▸ What is required: Report the number of lines that include "true", with no additional text.

Rows from a dataset:
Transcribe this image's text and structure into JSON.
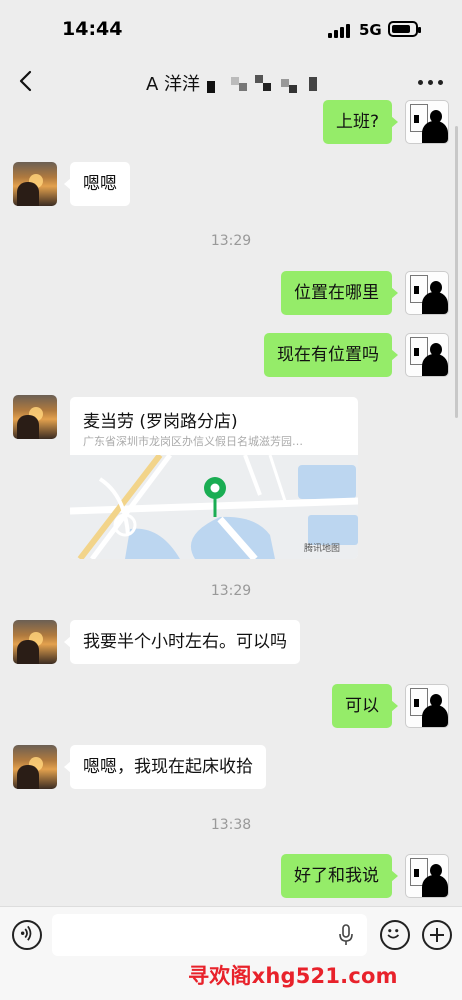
{
  "status_bar": {
    "time": "14:44",
    "network": "5G"
  },
  "nav": {
    "title": "A 洋洋",
    "back_icon": "chevron-left-icon",
    "more_icon": "ellipsis-icon"
  },
  "messages": {
    "m1": "上班?",
    "m2": "嗯嗯",
    "ts1": "13:29",
    "m3": "位置在哪里",
    "m4": "现在有位置吗",
    "ts2": "13:29",
    "m5": "我要半个小时左右。可以吗",
    "m6": "可以",
    "m7": "嗯嗯，我现在起床收拾",
    "ts3": "13:38",
    "m8": "好了和我说"
  },
  "location_card": {
    "name": "麦当劳 (罗岗路分店)",
    "address": "广东省深圳市龙岗区办信义假日名城滋芳园…",
    "map_brand": "腾讯地图"
  },
  "input_bar": {
    "voice_icon": "voice-icon",
    "emoji_icon": "emoji-icon",
    "plus_icon": "plus-icon",
    "mic_icon": "mic-icon"
  },
  "watermark": "寻欢阁xhg521.com",
  "colors": {
    "sent_bubble": "#95ec69",
    "received_bubble": "#ffffff",
    "background": "#ededed",
    "map_pin": "#1aad53",
    "watermark": "#e8222b"
  }
}
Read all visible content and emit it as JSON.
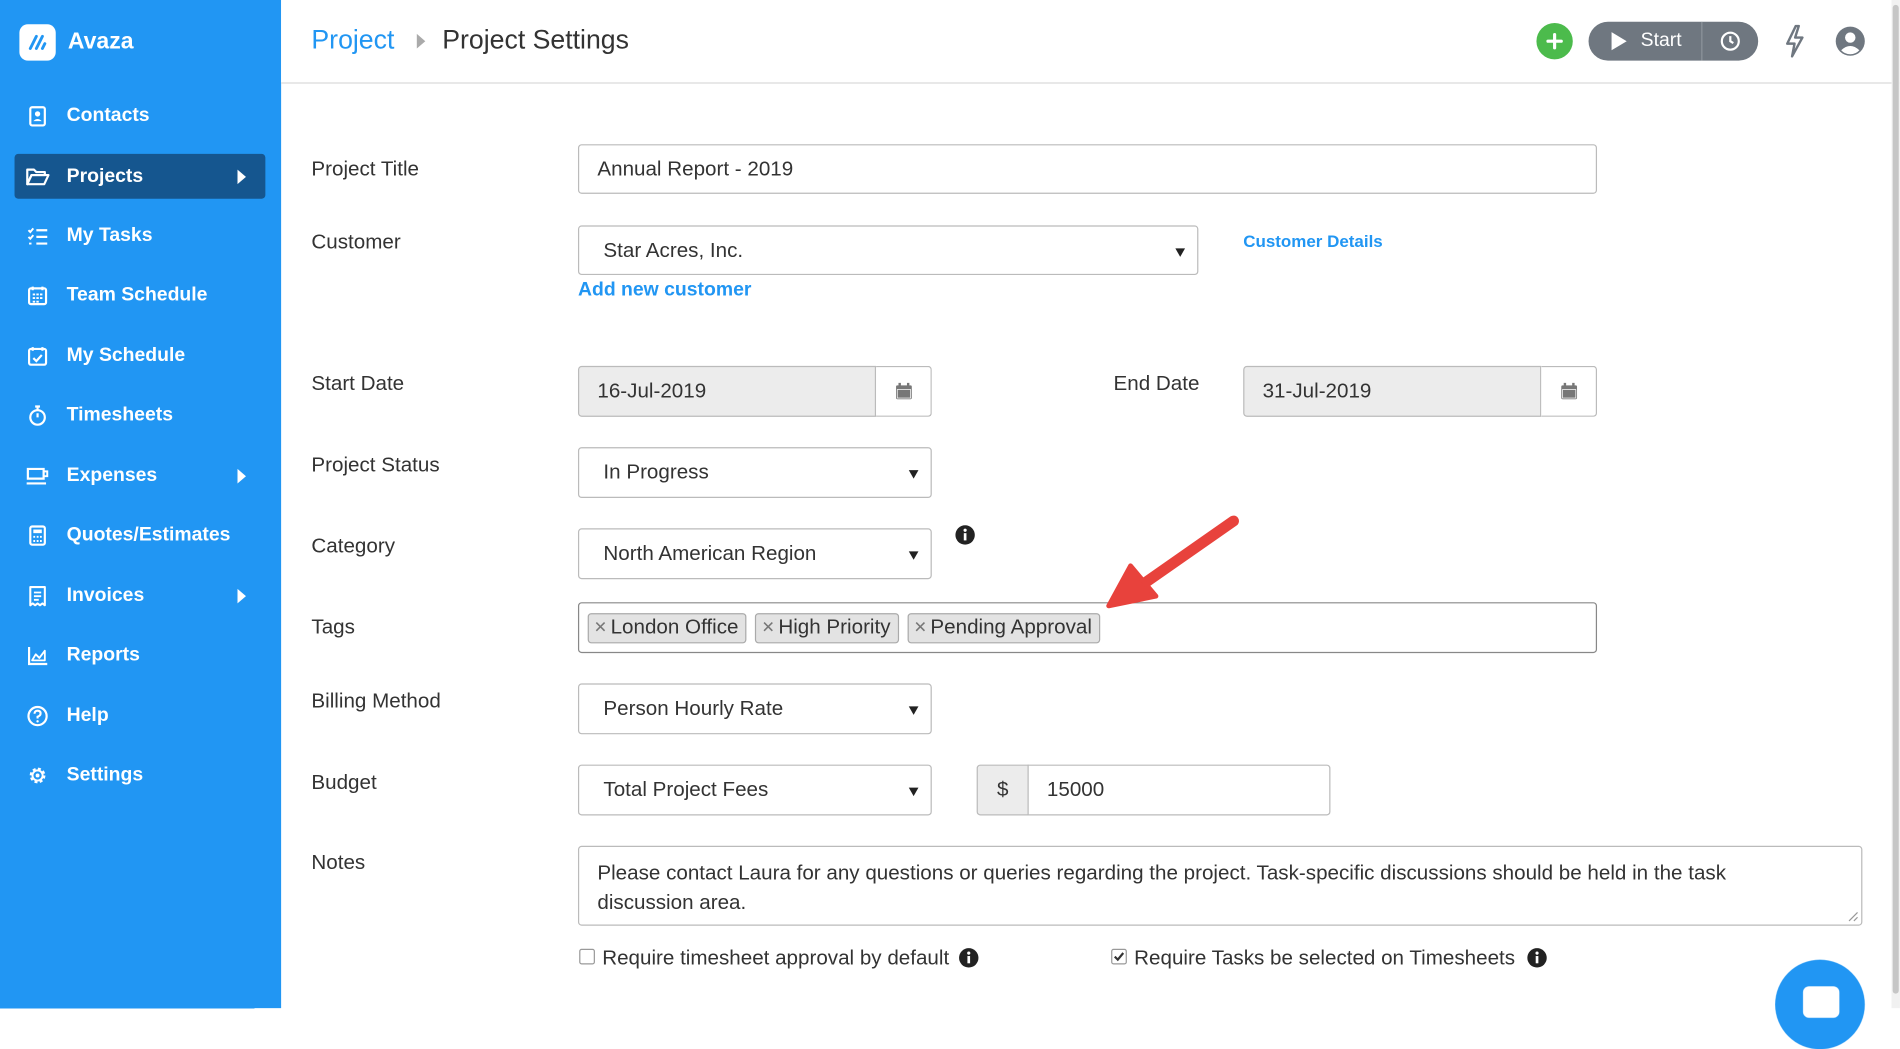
{
  "app": {
    "name": "Avaza"
  },
  "sidebar": {
    "items": [
      {
        "label": "Contacts"
      },
      {
        "label": "Projects"
      },
      {
        "label": "My Tasks"
      },
      {
        "label": "Team Schedule"
      },
      {
        "label": "My Schedule"
      },
      {
        "label": "Timesheets"
      },
      {
        "label": "Expenses"
      },
      {
        "label": "Quotes/Estimates"
      },
      {
        "label": "Invoices"
      },
      {
        "label": "Reports"
      },
      {
        "label": "Help"
      },
      {
        "label": "Settings"
      }
    ]
  },
  "header": {
    "breadcrumb_parent": "Project",
    "page_title": "Project Settings",
    "timer_label": "Start"
  },
  "form": {
    "project_title": {
      "label": "Project Title",
      "value": "Annual Report - 2019"
    },
    "customer": {
      "label": "Customer",
      "value": "Star Acres, Inc.",
      "details_link": "Customer Details",
      "add_link": "Add new customer"
    },
    "start_date": {
      "label": "Start Date",
      "value": "16-Jul-2019"
    },
    "end_date": {
      "label": "End Date",
      "value": "31-Jul-2019"
    },
    "project_status": {
      "label": "Project Status",
      "value": "In Progress"
    },
    "category": {
      "label": "Category",
      "value": "North American Region"
    },
    "tags": {
      "label": "Tags",
      "items": [
        "London Office",
        "High Priority",
        "Pending Approval"
      ]
    },
    "billing_method": {
      "label": "Billing Method",
      "value": "Person Hourly Rate"
    },
    "budget": {
      "label": "Budget",
      "type": "Total Project Fees",
      "currency": "$",
      "amount": "15000"
    },
    "notes": {
      "label": "Notes",
      "value": "Please contact Laura for any questions or queries regarding the project. Task-specific discussions should be held in the task discussion area."
    },
    "timesheet_approval": {
      "label": "Require timesheet approval by default",
      "checked": false
    },
    "require_tasks": {
      "label": "Require Tasks be selected on Timesheets",
      "checked": true
    }
  },
  "colors": {
    "sidebar": "#2196f3",
    "sidebar_active": "#15568f",
    "accent": "#2196f3",
    "add_button": "#4cbb4c",
    "annotation_arrow": "#e8423c"
  }
}
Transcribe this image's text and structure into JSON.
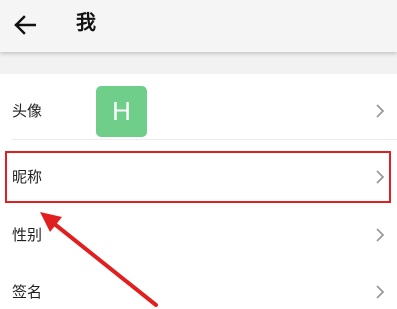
{
  "header": {
    "back_icon": "arrow-left-icon",
    "title": "我"
  },
  "rows": [
    {
      "label": "头像",
      "chevron_icon": "chevron-right-icon"
    },
    {
      "label": "昵称",
      "chevron_icon": "chevron-right-icon"
    },
    {
      "label": "性别",
      "chevron_icon": "chevron-right-icon"
    },
    {
      "label": "签名",
      "chevron_icon": "chevron-right-icon"
    }
  ],
  "avatar": {
    "initial": "H",
    "background_color": "#6fcf8a"
  },
  "annotation": {
    "highlight_color": "#e02020",
    "highlighted_row": "昵称"
  }
}
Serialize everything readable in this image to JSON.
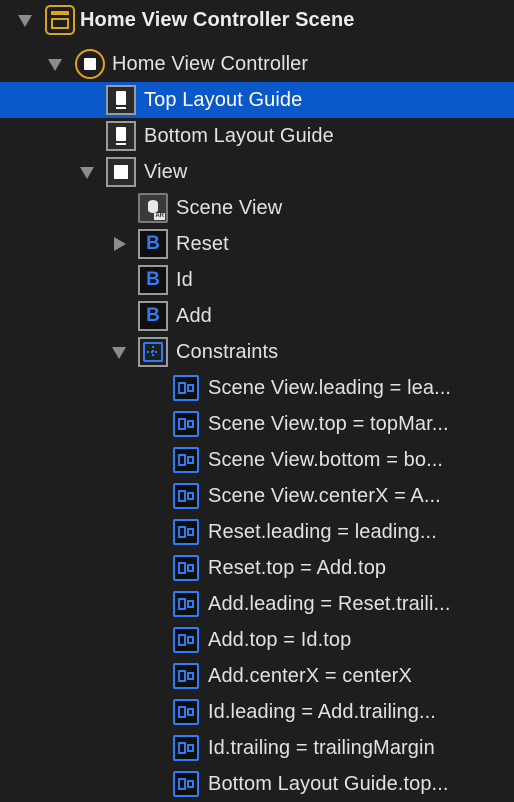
{
  "outline": {
    "items": [
      {
        "label": "Home View Controller Scene",
        "icon": "scene-icon",
        "disclosure": "open",
        "selected": false
      },
      {
        "label": "Home View Controller",
        "icon": "view-controller-icon",
        "disclosure": "open",
        "selected": false
      },
      {
        "label": "Top Layout Guide",
        "icon": "layout-guide-icon",
        "disclosure": "none",
        "selected": true
      },
      {
        "label": "Bottom Layout Guide",
        "icon": "layout-guide-icon",
        "disclosure": "none",
        "selected": false
      },
      {
        "label": "View",
        "icon": "view-icon",
        "disclosure": "open",
        "selected": false
      },
      {
        "label": "Scene View",
        "icon": "ar-scene-view-icon",
        "disclosure": "none",
        "selected": false
      },
      {
        "label": "Reset",
        "icon": "button-icon",
        "disclosure": "closed",
        "selected": false
      },
      {
        "label": "Id",
        "icon": "button-icon",
        "disclosure": "none",
        "selected": false
      },
      {
        "label": "Add",
        "icon": "button-icon",
        "disclosure": "none",
        "selected": false
      },
      {
        "label": "Constraints",
        "icon": "constraints-icon",
        "disclosure": "open",
        "selected": false
      },
      {
        "label": "Scene View.leading = lea...",
        "icon": "constraint-icon",
        "disclosure": "none",
        "selected": false
      },
      {
        "label": "Scene View.top = topMar...",
        "icon": "constraint-icon",
        "disclosure": "none",
        "selected": false
      },
      {
        "label": "Scene View.bottom = bo...",
        "icon": "constraint-icon",
        "disclosure": "none",
        "selected": false
      },
      {
        "label": "Scene View.centerX = A...",
        "icon": "constraint-icon",
        "disclosure": "none",
        "selected": false
      },
      {
        "label": "Reset.leading = leading...",
        "icon": "constraint-icon",
        "disclosure": "none",
        "selected": false
      },
      {
        "label": "Reset.top = Add.top",
        "icon": "constraint-icon",
        "disclosure": "none",
        "selected": false
      },
      {
        "label": "Add.leading = Reset.traili...",
        "icon": "constraint-icon",
        "disclosure": "none",
        "selected": false
      },
      {
        "label": "Add.top = Id.top",
        "icon": "constraint-icon",
        "disclosure": "none",
        "selected": false
      },
      {
        "label": "Add.centerX = centerX",
        "icon": "constraint-icon",
        "disclosure": "none",
        "selected": false
      },
      {
        "label": "Id.leading = Add.trailing...",
        "icon": "constraint-icon",
        "disclosure": "none",
        "selected": false
      },
      {
        "label": "Id.trailing = trailingMargin",
        "icon": "constraint-icon",
        "disclosure": "none",
        "selected": false
      },
      {
        "label": "Bottom Layout Guide.top...",
        "icon": "constraint-icon",
        "disclosure": "none",
        "selected": false
      }
    ]
  },
  "button_icon_glyph": "B",
  "ar_badge_text": "AR",
  "colors": {
    "background": "#1e1e1e",
    "selection": "#0a58ca",
    "accent_blue": "#2f7cf6",
    "scene_yellow": "#e3a21a"
  }
}
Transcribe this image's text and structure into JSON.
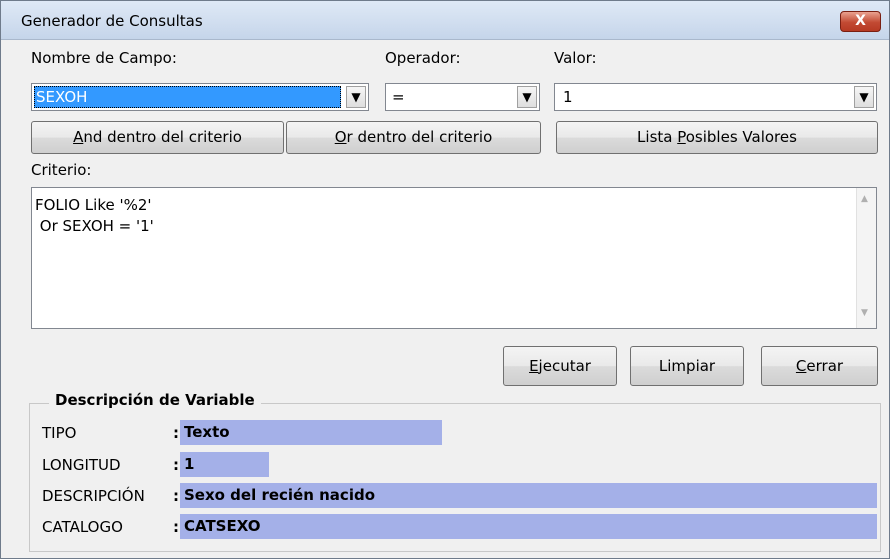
{
  "window": {
    "title": "Generador de Consultas",
    "close_glyph": "X"
  },
  "labels": {
    "field": "Nombre de Campo:",
    "operator": "Operador:",
    "value": "Valor:",
    "criteria": "Criterio:"
  },
  "field_combo": {
    "value": "SEXOH"
  },
  "operator_combo": {
    "value": "="
  },
  "value_combo": {
    "value": "1"
  },
  "buttons": {
    "and_pre": "",
    "and_u": "A",
    "and_post": "nd dentro del criterio",
    "or_pre": "",
    "or_u": "O",
    "or_post": "r dentro del criterio",
    "list_pre": "Lista ",
    "list_u": "P",
    "list_post": "osibles Valores",
    "exec_pre": "",
    "exec_u": "E",
    "exec_post": "jecutar",
    "clear_pre": "Limpiar",
    "clear_u": "",
    "clear_post": "",
    "close_pre": "",
    "close_u": "C",
    "close_post": "errar"
  },
  "criteria_text": [
    "FOLIO Like '%2'",
    " Or SEXOH = '1'"
  ],
  "variable": {
    "group_title": "Descripción de Variable",
    "rows": [
      {
        "label": "TIPO",
        "value": "Texto"
      },
      {
        "label": "LONGITUD",
        "value": "1"
      },
      {
        "label": "DESCRIPCIÓN",
        "value": "Sexo del recién nacido"
      },
      {
        "label": "CATALOGO",
        "value": "CATSEXO"
      }
    ],
    "separator": ":"
  },
  "colors": {
    "selection": "#3399ff",
    "value_highlight": "#a4b0e8"
  }
}
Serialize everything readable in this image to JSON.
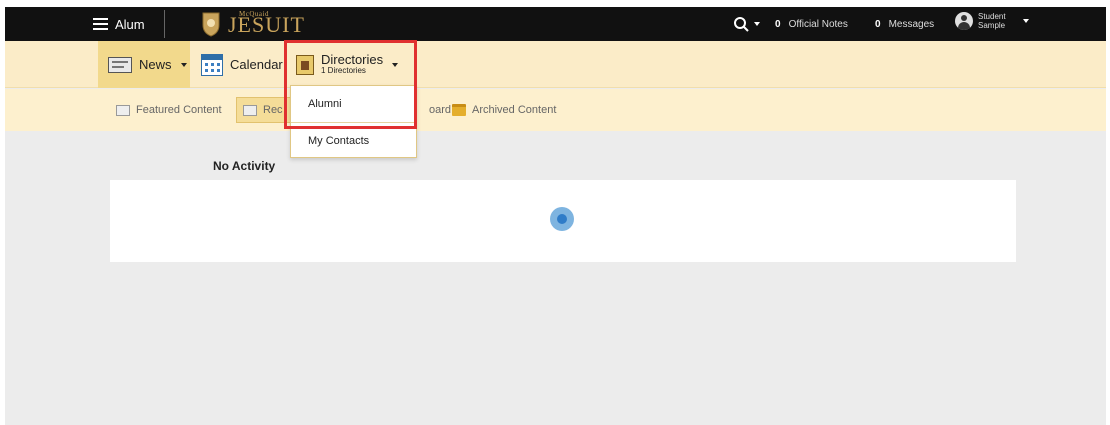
{
  "topbar": {
    "menu_label": "Alum",
    "logo_small": "McQuaid",
    "logo_big": "JESUIT",
    "official_notes_count": "0",
    "official_notes_label": "Official Notes",
    "messages_count": "0",
    "messages_label": "Messages",
    "user_first": "Student",
    "user_last": "Sample"
  },
  "nav": {
    "news": "News",
    "calendar": "Calendar",
    "directories": "Directories",
    "directories_sub": "1 Directories"
  },
  "subnav": {
    "featured": "Featured Content",
    "recent_visible": "Rec",
    "board_visible": "oard",
    "archived": "Archived Content"
  },
  "dropdown": {
    "items": [
      "Alumni",
      "My Contacts"
    ]
  },
  "main": {
    "no_activity": "No Activity"
  },
  "colors": {
    "topbar": "#111111",
    "nav_bg": "#fbecc8",
    "highlight_box": "#e03030",
    "spinner": "#2f7cc8"
  }
}
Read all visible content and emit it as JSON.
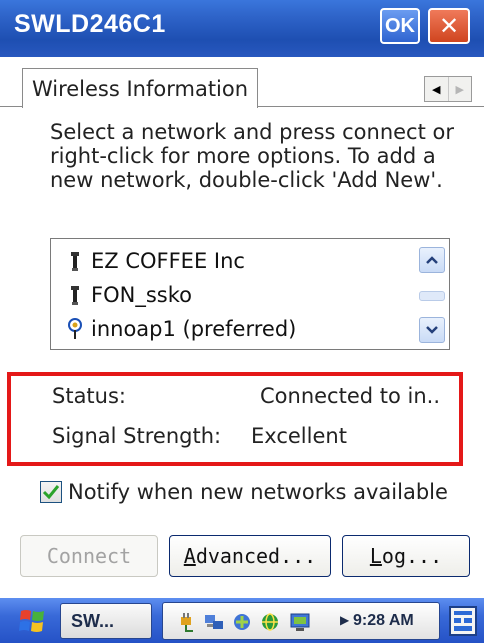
{
  "window": {
    "title": "SWLD246C1",
    "ok_label": "OK",
    "close_label": "✕"
  },
  "tabs": [
    {
      "label": "Wireless Information",
      "selected": true
    }
  ],
  "tab_scroll": {
    "left_icon": "chevron-left-icon",
    "right_icon": "chevron-right-icon"
  },
  "instructions": "Select a network and press connect or right-click for more options.  To add a new network, double-click 'Add New'.",
  "networks": [
    {
      "name": "EZ COFFEE Inc",
      "icon": "wireless-antenna-icon"
    },
    {
      "name": "FON_ssko",
      "icon": "wireless-antenna-icon"
    },
    {
      "name": "innoap1 (preferred)",
      "icon": "preferred-network-icon"
    }
  ],
  "status": {
    "status_label": "Status:",
    "status_value": "Connected to in..",
    "signal_label": "Signal Strength:",
    "signal_value": "Excellent"
  },
  "notify": {
    "label": "Notify when new networks available",
    "checked": true
  },
  "buttons": {
    "connect": {
      "label": "Connect",
      "enabled": false
    },
    "advanced": {
      "label": "Advanced...",
      "mnemonic": "A",
      "rest": "dvanced..."
    },
    "log": {
      "label": "Log...",
      "mnemonic": "L",
      "rest": "og..."
    }
  },
  "taskbar": {
    "task_label": "SW...",
    "time": "9:28 AM",
    "tray_icons": [
      "power-plug-icon",
      "network-computers-icon",
      "connection-icon",
      "globe-icon",
      "display-icon"
    ]
  },
  "colors": {
    "title_bar": "#2e63c8",
    "highlight_box": "#e41818",
    "taskbar": "#3869d8"
  }
}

▸ Finished task: 4